*TASK PROMPT*: Output every record word for word.
>> start THE INPUT
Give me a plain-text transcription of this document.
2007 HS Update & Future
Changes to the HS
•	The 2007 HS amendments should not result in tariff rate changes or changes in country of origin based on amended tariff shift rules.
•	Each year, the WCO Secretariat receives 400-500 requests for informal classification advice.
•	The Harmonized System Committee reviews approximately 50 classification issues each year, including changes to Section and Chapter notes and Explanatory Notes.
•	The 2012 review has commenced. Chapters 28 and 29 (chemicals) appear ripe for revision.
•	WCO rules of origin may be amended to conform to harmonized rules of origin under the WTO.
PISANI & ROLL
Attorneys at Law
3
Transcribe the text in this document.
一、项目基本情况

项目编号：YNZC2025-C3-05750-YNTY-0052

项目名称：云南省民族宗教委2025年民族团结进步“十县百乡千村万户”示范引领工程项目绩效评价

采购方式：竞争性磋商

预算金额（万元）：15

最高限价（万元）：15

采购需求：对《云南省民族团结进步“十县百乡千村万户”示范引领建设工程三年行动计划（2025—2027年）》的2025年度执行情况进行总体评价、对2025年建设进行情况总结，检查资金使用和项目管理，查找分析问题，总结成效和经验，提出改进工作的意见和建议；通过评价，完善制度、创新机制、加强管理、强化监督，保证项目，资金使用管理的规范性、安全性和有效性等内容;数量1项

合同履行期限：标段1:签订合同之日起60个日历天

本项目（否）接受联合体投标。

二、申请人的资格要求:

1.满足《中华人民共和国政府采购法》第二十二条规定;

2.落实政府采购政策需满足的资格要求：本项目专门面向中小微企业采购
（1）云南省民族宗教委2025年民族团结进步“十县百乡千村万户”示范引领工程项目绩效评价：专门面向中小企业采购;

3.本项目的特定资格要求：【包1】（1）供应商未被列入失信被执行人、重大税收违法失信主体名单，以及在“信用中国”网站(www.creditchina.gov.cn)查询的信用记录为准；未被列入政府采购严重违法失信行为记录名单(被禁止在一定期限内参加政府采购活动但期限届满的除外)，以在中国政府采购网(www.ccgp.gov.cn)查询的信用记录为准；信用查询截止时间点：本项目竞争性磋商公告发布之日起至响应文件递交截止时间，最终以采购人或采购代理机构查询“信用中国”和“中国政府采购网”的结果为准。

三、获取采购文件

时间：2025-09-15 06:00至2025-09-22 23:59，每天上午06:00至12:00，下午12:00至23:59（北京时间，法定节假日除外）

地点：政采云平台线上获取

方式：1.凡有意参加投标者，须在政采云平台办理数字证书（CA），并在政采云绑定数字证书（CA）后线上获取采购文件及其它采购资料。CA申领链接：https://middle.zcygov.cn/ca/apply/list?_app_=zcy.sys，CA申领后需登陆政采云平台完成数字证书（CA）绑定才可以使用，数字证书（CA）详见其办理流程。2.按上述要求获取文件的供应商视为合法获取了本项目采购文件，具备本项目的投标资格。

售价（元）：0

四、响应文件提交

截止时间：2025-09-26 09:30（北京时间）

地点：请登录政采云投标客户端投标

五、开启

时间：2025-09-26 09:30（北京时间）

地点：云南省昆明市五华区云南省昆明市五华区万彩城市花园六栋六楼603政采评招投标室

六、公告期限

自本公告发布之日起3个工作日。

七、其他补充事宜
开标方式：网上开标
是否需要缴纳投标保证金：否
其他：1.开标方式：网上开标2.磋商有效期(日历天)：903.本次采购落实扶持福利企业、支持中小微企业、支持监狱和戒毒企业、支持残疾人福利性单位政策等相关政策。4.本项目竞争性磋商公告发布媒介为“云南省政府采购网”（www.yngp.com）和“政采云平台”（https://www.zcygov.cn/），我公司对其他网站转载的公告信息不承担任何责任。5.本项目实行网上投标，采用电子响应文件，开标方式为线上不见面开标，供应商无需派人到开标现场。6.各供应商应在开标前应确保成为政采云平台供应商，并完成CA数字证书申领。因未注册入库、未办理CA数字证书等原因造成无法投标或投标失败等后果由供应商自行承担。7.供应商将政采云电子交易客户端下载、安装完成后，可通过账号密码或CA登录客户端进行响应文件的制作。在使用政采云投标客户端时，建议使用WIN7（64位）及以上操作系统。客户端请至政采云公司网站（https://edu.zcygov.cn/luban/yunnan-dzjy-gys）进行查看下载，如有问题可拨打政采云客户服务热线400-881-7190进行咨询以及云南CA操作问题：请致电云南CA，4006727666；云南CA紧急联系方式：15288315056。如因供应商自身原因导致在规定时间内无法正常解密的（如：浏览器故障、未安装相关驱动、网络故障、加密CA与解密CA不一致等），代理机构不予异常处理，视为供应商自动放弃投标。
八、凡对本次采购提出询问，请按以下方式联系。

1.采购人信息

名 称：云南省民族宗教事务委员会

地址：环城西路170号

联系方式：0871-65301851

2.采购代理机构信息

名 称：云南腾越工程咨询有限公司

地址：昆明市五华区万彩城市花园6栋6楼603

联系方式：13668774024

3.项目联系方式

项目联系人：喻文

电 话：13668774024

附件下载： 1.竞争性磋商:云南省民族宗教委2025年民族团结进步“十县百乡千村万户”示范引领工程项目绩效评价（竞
>> end THE INPUT
*EXPECTED ANSWER*:
Give me a plain-text transcription of this document.
2007 HS Update & Future
Changes to the HS
•	The 2007 HS amendments should not result in tariff rate changes or changes in country of origin based on amended tariff shift rules.
•	Each year, the WCO Secretariat receives 400-500 requests for informal classification advice.
•	The Harmonized System Committee reviews approximately 50 classification issues each year, including changes to Section and Chapter notes and Explanatory Notes.
•	The 2012 review has commenced. Chapters 28 and 29 (chemicals) appear ripe for revision.
•	WCO rules of origin may be amended to conform to harmonized rules of origin under the WTO.
PISANI & ROLL
Attorneys at Law
3
Transcribe the text in this document.
一、项目基本情况

项目编号：YNZC2025-C3-05750-YNTY-0052

项目名称：云南省民族宗教委2025年民族团结进步“十县百乡千村万户”示范引领工程项目绩效评价

采购方式：竞争性磋商

预算金额（万元）：15

最高限价（万元）：15

采购需求：对《云南省民族团结进步“十县百乡千村万户”示范引领建设工程三年行动计划（2025—2027年）》的2025年度执行情况进行总体评价、对2025年建设进行情况总结，检查资金使用和项目管理，查找分析问题，总结成效和经验，提出改进工作的意见和建议；通过评价，完善制度、创新机制、加强管理、强化监督，保证项目，资金使用管理的规范性、安全性和有效性等内容;数量1项

合同履行期限：标段1:签订合同之日起60个日历天

本项目（否）接受联合体投标。

二、申请人的资格要求:

1.满足《中华人民共和国政府采购法》第二十二条规定;

2.落实政府采购政策需满足的资格要求：本项目专门面向中小微企业采购
（1）云南省民族宗教委2025年民族团结进步“十县百乡千村万户”示范引领工程项目绩效评价：专门面向中小企业采购;

3.本项目的特定资格要求：【包1】（1）供应商未被列入失信被执行人、重大税收违法失信主体名单，以及在“信用中国”网站(www.creditchina.gov.cn)查询的信用记录为准；未被列入政府采购严重违法失信行为记录名单(被禁止在一定期限内参加政府采购活动但期限届满的除外)，以在中国政府采购网(www.ccgp.gov.cn)查询的信用记录为准；信用查询截止时间点：本项目竞争性磋商公告发布之日起至响应文件递交截止时间，最终以采购人或采购代理机构查询“信用中国”和“中国政府采购网”的结果为准。

三、获取采购文件

时间：2025-09-15 06:00至2025-09-22 23:59，每天上午06:00至12:00，下午12:00至23:59（北京时间，法定节假日除外）

地点：政采云平台线上获取

方式：1.凡有意参加投标者，须在政采云平台办理数字证书（CA），并在政采云绑定数字证书（CA）后线上获取采购文件及其它采购资料。CA申领链接：https://middle.zcygov.cn/ca/apply/list?_app_=zcy.sys，CA申领后需登陆政采云平台完成数字证书（CA）绑定才可以使用，数字证书（CA）详见其办理流程。2.按上述要求获取文件的供应商视为合法获取了本项目采购文件，具备本项目的投标资格。

售价（元）：0

四、响应文件提交

截止时间：2025-09-26 09:30（北京时间）

地点：请登录政采云投标客户端投标

五、开启

时间：2025-09-26 09:30（北京时间）

地点：云南省昆明市五华区云南省昆明市五华区万彩城市花园六栋六楼603政采评招投标室

六、公告期限

自本公告发布之日起3个工作日。

七、其他补充事宜
开标方式：网上开标
是否需要缴纳投标保证金：否
其他：1.开标方式：网上开标2.磋商有效期(日历天)：903.本次采购落实扶持福利企业、支持中小微企业、支持监狱和戒毒企业、支持残疾人福利性单位政策等相关政策。4.本项目竞争性磋商公告发布媒介为“云南省政府采购网”（www.yngp.com）和“政采云平台”（https://www.zcygov.cn/），我公司对其他网站转载的公告信息不承担任何责任。5.本项目实行网上投标，采用电子响应文件，开标方式为线上不见面开标，供应商无需派人到开标现场。6.各供应商应在开标前应确保成为政采云平台供应商，并完成CA数字证书申领。因未注册入库、未办理CA数字证书等原因造成无法投标或投标失败等后果由供应商自行承担。7.供应商将政采云电子交易客户端下载、安装完成后，可通过账号密码或CA登录客户端进行响应文件的制作。在使用政采云投标客户端时，建议使用WIN7（64位）及以上操作系统。客户端请至政采云公司网站（https://edu.zcygov.cn/luban/yunnan-dzjy-gys）进行查看下载，如有问题可拨打政采云客户服务热线400-881-7190进行咨询以及云南CA操作问题：请致电云南CA，4006727666；云南CA紧急联系方式：15288315056。如因供应商自身原因导致在规定时间内无法正常解密的（如：浏览器故障、未安装相关驱动、网络故障、加密CA与解密CA不一致等），代理机构不予异常处理，视为供应商自动放弃投标。
八、凡对本次采购提出询问，请按以下方式联系。

1.采购人信息

名 称：云南省民族宗教事务委员会

地址：环城西路170号

联系方式：0871-65301851

2.采购代理机构信息

名 称：云南腾越工程咨询有限公司

地址：昆明市五华区万彩城市花园6栋6楼603

联系方式：13668774024

3.项目联系方式

项目联系人：喻文

电 话：13668774024

附件下载： 1.竞争性磋商:云南省民族宗教委2025年民族团结进步“十县百乡千村万户”示范引领工程项目绩效评价（竞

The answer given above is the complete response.